◆ Work instructions
Nothing may be dropped or altered: reproduce all the data.

• • • • • • •

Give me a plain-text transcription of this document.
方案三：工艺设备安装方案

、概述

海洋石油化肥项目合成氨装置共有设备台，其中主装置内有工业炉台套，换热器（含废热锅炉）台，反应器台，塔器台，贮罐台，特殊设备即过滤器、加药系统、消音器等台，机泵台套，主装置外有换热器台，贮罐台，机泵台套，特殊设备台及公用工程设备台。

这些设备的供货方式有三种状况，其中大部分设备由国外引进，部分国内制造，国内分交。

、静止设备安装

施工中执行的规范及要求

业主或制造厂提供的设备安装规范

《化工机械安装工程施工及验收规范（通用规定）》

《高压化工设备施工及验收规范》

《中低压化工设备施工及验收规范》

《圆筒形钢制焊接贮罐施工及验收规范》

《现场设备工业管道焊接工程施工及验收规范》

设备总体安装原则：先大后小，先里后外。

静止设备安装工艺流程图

• • • • • • •

◆ Response to this exercise
Give me a plain-text transcription of this document.
方案三：工艺设备安装方案

、概述

海洋石油化肥项目合成氨装置共有设备台，其中主装置内有工业炉台套，换热器（含废热锅炉）台，反应器台，塔器台，贮罐台，特殊设备即过滤器、加药系统、消音器等台，机泵台套，主装置外有换热器台，贮罐台，机泵台套，特殊设备台及公用工程设备台。

这些设备的供货方式有三种状况，其中大部分设备由国外引进，部分国内制造，国内分交。

、静止设备安装

施工中执行的规范及要求

业主或制造厂提供的设备安装规范

《化工机械安装工程施工及验收规范（通用规定）》

《高压化工设备施工及验收规范》

《中低压化工设备施工及验收规范》

《圆筒形钢制焊接贮罐施工及验收规范》

《现场设备工业管道焊接工程施工及验收规范》

设备总体安装原则：先大后小，先里后外。

静止设备安装工艺流程图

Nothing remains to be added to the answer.